[Records]
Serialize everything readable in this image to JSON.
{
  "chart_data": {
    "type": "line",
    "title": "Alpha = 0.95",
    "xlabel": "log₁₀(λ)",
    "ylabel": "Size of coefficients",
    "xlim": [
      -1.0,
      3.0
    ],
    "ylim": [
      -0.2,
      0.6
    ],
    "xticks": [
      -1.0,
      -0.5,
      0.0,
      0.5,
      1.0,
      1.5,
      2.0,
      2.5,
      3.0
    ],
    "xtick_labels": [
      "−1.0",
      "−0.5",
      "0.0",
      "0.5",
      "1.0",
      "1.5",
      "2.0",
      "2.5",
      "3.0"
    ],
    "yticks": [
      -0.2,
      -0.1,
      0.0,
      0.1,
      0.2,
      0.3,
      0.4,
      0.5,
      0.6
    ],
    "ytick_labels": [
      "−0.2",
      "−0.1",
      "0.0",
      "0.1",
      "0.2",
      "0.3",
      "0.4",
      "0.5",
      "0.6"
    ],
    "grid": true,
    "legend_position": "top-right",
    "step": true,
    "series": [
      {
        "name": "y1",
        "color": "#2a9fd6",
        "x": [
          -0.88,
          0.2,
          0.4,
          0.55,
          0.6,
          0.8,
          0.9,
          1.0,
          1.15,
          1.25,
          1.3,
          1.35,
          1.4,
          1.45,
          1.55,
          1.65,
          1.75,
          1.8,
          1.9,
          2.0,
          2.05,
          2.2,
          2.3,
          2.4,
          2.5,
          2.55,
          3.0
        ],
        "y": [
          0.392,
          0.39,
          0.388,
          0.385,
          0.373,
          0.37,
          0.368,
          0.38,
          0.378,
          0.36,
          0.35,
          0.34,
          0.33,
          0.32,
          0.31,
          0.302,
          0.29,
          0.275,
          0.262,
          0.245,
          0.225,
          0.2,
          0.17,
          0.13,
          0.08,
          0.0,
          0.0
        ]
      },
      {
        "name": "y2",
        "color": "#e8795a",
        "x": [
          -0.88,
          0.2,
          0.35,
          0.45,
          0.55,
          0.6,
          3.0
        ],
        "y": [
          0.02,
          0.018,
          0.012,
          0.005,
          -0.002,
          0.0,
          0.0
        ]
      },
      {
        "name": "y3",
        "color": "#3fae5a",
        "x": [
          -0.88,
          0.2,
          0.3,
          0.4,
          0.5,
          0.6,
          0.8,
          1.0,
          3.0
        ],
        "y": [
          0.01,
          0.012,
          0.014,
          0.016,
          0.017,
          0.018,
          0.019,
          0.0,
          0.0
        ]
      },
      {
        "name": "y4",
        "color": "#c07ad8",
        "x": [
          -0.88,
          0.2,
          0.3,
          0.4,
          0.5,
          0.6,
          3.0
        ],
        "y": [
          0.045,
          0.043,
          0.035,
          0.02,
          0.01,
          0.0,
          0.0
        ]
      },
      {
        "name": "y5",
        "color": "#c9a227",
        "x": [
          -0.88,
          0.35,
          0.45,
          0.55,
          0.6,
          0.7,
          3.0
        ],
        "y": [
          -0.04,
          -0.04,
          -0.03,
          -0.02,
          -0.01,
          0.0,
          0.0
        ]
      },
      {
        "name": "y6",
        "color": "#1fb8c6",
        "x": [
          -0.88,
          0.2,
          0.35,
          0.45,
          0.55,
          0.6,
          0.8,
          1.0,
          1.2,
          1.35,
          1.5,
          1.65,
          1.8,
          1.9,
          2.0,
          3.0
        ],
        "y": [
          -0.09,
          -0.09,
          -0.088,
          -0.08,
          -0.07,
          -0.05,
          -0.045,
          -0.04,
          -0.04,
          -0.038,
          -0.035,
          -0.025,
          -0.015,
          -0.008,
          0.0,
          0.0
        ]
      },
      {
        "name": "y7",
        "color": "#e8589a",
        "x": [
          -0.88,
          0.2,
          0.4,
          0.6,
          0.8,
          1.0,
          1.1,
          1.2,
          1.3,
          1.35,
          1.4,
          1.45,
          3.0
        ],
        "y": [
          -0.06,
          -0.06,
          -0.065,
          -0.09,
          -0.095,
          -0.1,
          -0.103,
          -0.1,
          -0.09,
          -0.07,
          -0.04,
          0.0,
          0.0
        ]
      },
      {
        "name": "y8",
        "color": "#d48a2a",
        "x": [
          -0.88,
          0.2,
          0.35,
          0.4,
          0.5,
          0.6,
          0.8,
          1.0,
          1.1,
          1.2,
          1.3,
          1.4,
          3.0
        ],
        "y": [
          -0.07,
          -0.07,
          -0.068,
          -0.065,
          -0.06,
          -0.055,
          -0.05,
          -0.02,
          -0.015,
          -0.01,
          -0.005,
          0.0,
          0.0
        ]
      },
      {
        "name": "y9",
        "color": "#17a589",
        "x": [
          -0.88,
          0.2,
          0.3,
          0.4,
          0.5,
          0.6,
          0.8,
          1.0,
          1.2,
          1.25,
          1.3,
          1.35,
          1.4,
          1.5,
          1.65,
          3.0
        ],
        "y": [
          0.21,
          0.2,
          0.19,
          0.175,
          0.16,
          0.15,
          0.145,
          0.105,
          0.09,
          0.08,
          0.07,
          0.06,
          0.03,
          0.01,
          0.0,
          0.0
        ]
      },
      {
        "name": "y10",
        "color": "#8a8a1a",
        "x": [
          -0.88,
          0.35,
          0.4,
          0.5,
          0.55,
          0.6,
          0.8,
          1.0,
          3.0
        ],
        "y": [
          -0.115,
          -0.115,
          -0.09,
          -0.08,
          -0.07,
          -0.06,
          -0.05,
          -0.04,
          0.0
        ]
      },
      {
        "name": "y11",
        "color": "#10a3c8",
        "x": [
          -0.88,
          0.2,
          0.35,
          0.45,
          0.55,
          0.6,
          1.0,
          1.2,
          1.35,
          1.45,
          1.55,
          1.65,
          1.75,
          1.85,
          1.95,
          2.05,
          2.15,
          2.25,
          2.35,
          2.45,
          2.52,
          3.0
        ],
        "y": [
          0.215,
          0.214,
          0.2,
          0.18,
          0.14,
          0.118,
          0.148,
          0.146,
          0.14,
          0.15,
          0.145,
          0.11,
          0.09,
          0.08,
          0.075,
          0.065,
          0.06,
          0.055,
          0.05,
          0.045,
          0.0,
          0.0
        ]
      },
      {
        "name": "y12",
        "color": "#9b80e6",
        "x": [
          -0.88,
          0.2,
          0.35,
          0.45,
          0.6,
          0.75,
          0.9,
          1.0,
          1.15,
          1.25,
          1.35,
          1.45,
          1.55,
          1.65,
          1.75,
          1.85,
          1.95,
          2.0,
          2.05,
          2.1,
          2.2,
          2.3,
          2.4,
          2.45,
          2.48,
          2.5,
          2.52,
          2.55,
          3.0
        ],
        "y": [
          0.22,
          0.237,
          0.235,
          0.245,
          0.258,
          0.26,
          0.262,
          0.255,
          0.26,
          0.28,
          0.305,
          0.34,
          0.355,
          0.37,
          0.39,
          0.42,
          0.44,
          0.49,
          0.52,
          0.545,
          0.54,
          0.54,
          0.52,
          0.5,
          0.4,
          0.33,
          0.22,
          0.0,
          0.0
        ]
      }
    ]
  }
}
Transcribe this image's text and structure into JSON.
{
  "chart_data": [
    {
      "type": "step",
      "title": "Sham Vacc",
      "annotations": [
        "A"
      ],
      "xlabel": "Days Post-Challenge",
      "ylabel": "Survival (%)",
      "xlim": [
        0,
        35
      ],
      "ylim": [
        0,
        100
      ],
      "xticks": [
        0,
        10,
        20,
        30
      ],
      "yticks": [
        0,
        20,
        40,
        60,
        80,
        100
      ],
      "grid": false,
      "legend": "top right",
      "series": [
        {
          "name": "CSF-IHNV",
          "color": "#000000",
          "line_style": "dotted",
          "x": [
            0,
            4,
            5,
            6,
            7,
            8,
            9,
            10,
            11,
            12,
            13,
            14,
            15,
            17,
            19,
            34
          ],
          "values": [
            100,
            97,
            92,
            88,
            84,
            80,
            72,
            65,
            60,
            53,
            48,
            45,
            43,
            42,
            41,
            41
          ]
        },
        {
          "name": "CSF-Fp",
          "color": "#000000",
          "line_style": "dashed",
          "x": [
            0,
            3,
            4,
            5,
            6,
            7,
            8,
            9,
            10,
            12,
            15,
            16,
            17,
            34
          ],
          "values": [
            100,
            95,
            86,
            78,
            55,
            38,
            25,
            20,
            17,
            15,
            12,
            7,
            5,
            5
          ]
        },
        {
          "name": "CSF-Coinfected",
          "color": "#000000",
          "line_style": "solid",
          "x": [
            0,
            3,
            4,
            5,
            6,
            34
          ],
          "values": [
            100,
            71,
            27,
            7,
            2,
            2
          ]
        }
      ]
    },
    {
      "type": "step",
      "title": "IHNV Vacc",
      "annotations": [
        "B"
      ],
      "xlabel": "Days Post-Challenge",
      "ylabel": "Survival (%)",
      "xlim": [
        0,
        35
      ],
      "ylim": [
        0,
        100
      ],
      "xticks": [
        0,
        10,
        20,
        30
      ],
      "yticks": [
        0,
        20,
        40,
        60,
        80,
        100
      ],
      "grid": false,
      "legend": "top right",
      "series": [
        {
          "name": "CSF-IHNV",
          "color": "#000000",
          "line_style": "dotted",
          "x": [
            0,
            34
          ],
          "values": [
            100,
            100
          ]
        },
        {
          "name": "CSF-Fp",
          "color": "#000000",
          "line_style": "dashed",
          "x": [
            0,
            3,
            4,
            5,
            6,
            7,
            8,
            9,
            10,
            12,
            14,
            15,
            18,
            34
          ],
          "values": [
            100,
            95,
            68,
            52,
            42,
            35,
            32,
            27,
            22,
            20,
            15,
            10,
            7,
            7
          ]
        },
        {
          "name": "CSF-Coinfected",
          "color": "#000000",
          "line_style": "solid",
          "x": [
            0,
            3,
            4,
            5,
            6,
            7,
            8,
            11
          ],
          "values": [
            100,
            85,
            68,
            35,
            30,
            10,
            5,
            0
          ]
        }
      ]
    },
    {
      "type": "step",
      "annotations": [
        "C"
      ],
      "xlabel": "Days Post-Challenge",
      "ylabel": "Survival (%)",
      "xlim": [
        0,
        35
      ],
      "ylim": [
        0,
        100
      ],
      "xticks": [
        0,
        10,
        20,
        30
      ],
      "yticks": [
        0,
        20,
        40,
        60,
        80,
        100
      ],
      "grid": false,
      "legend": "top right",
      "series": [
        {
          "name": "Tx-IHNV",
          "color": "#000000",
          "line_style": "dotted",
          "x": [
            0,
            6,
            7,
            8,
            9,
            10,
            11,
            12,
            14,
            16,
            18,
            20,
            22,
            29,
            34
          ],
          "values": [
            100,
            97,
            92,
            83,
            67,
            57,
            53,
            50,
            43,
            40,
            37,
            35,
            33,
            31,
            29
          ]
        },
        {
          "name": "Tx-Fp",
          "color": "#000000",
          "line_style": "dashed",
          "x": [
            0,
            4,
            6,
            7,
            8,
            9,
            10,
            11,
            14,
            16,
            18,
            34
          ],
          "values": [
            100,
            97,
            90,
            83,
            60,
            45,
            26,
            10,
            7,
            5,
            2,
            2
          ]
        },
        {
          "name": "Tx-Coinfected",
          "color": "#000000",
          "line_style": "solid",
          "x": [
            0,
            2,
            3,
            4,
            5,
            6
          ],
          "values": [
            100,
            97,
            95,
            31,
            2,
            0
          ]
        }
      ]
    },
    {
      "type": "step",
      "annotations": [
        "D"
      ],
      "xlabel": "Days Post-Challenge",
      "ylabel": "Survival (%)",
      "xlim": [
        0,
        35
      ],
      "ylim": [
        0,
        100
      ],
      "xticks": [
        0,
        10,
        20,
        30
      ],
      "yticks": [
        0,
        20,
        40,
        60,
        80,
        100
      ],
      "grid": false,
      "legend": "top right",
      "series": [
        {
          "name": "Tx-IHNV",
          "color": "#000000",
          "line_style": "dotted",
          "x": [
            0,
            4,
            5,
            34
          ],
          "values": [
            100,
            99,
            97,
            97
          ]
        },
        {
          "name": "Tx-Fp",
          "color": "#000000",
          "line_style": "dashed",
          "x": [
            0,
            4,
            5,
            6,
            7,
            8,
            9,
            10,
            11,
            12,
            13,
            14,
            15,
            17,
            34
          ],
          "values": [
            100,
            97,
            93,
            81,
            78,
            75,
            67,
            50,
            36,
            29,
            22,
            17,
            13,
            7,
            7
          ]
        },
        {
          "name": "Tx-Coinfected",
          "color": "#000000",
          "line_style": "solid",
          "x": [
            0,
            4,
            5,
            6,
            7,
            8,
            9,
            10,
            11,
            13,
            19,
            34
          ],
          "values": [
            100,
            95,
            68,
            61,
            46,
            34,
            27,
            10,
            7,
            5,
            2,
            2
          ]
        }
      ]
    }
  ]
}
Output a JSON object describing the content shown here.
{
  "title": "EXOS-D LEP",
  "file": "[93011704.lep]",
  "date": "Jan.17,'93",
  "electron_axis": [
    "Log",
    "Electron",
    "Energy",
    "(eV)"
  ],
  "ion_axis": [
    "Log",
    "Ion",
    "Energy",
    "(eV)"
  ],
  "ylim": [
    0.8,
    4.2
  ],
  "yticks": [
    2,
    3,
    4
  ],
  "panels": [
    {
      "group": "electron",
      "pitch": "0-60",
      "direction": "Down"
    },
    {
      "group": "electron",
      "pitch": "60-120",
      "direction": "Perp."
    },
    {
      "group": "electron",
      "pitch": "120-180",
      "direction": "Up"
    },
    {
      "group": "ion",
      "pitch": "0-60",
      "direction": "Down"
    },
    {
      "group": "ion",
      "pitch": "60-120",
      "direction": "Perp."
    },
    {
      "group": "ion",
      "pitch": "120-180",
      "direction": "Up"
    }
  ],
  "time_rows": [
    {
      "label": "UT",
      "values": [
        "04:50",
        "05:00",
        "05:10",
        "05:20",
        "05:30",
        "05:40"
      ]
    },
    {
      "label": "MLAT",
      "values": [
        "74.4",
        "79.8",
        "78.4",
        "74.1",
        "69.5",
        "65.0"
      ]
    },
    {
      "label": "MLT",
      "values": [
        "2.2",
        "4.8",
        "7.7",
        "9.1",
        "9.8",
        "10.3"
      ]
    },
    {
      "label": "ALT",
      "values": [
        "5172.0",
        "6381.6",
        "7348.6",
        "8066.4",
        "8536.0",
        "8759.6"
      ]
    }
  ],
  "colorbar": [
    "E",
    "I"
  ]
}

● **SET PROBLEM**:
Look over the listing. Pull out every line with the string "title" in it.

● **OUTPUT BELOW**:
    "title": "Alpha = 0.95",
      "title": "Sham Vacc",
      "title": "IHNV Vacc",
  "title": "EXOS-D LEP",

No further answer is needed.